THE EXERCISE - Find how many lines of the listing below include the word "ularning", then report the number by itself.

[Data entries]
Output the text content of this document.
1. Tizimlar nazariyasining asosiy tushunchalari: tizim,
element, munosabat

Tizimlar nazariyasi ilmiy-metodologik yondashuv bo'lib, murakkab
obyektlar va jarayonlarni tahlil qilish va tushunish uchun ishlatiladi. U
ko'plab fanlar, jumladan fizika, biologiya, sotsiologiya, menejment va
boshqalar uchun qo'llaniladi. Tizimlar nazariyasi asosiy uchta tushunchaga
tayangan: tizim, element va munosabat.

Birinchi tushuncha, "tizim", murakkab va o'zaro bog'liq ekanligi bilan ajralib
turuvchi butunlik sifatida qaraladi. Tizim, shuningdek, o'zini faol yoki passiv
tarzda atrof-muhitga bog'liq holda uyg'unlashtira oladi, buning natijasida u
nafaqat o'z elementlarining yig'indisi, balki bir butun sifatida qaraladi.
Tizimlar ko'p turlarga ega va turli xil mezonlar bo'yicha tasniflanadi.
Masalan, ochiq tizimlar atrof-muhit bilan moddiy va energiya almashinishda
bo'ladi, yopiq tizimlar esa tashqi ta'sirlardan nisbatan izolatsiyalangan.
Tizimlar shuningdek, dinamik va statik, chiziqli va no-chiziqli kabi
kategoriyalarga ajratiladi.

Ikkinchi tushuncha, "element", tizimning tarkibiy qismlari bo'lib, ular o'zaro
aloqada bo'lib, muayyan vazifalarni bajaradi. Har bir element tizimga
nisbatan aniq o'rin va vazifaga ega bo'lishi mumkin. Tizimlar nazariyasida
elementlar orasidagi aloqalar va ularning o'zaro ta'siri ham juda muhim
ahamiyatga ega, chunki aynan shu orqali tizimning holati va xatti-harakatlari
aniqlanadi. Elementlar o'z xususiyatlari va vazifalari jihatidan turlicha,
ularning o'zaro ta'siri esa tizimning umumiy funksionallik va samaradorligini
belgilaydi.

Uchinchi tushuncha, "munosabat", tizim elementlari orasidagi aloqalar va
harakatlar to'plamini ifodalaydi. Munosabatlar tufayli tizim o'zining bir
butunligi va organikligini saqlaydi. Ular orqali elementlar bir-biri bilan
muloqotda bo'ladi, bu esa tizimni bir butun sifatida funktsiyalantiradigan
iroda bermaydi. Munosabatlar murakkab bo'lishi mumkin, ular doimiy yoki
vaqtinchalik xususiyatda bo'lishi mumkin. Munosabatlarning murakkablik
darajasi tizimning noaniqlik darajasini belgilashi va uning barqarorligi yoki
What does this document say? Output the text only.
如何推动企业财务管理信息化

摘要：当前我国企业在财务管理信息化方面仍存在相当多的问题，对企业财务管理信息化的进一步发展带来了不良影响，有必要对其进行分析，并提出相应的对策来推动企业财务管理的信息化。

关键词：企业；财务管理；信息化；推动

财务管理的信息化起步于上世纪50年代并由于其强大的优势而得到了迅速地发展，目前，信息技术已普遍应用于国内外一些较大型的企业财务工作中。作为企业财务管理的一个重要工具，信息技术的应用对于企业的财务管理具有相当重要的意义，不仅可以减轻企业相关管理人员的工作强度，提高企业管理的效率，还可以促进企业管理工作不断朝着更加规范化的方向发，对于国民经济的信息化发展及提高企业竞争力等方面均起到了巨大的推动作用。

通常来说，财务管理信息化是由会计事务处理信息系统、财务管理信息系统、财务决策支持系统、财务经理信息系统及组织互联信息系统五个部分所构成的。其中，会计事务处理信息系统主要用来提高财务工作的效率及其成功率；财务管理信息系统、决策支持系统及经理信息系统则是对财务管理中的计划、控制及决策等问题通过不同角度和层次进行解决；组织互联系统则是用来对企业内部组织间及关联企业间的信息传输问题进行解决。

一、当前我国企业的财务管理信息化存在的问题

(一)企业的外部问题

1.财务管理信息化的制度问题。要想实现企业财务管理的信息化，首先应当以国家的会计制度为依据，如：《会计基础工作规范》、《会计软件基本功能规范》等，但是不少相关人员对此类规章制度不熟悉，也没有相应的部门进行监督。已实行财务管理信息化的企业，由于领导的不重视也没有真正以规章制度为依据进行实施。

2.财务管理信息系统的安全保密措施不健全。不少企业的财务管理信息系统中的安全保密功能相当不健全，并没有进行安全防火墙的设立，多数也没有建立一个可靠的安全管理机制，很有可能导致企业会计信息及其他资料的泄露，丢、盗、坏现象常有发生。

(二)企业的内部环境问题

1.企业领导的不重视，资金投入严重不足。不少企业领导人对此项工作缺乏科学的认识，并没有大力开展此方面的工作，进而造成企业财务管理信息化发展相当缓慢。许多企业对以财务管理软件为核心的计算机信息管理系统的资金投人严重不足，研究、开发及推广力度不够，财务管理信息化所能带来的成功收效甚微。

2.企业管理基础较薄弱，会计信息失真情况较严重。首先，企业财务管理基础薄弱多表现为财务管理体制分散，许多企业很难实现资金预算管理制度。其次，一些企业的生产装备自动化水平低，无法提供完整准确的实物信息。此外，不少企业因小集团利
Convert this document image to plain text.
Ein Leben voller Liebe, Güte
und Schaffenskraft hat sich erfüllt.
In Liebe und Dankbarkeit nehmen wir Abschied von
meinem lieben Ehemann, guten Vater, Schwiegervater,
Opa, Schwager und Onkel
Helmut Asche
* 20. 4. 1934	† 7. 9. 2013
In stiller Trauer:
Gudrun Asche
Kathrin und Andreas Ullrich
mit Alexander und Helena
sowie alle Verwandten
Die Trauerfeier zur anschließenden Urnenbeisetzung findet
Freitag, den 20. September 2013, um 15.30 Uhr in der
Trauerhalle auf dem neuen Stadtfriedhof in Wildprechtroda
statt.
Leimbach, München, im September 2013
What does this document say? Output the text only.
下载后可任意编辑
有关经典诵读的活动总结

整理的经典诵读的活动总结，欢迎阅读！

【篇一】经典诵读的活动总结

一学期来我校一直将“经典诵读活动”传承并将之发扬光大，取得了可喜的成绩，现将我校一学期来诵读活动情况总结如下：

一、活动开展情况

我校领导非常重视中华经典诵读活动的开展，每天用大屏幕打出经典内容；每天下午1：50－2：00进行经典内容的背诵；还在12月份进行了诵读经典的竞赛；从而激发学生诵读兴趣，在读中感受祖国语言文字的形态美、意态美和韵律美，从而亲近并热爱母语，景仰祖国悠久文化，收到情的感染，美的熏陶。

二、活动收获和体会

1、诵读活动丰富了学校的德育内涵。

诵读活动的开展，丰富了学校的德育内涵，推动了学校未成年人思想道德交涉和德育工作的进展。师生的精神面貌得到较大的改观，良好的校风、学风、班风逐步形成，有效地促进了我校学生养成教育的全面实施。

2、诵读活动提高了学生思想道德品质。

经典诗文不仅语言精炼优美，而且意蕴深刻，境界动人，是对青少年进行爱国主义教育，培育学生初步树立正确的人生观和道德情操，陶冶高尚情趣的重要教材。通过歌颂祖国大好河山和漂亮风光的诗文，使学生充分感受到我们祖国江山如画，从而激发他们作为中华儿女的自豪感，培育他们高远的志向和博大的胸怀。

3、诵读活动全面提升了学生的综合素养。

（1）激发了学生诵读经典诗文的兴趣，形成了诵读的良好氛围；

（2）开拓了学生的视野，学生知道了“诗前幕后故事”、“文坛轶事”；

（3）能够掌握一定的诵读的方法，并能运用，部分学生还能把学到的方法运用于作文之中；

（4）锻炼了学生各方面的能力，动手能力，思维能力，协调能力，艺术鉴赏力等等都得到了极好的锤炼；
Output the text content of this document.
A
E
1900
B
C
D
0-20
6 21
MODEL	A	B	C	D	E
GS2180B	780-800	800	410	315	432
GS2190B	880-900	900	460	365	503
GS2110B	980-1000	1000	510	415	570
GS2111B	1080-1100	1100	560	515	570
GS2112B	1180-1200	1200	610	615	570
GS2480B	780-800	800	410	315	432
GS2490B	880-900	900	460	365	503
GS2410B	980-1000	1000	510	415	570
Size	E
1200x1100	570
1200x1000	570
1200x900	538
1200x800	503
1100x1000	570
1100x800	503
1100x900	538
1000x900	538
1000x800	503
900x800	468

SOLUTION TO THE PROBLEM - 2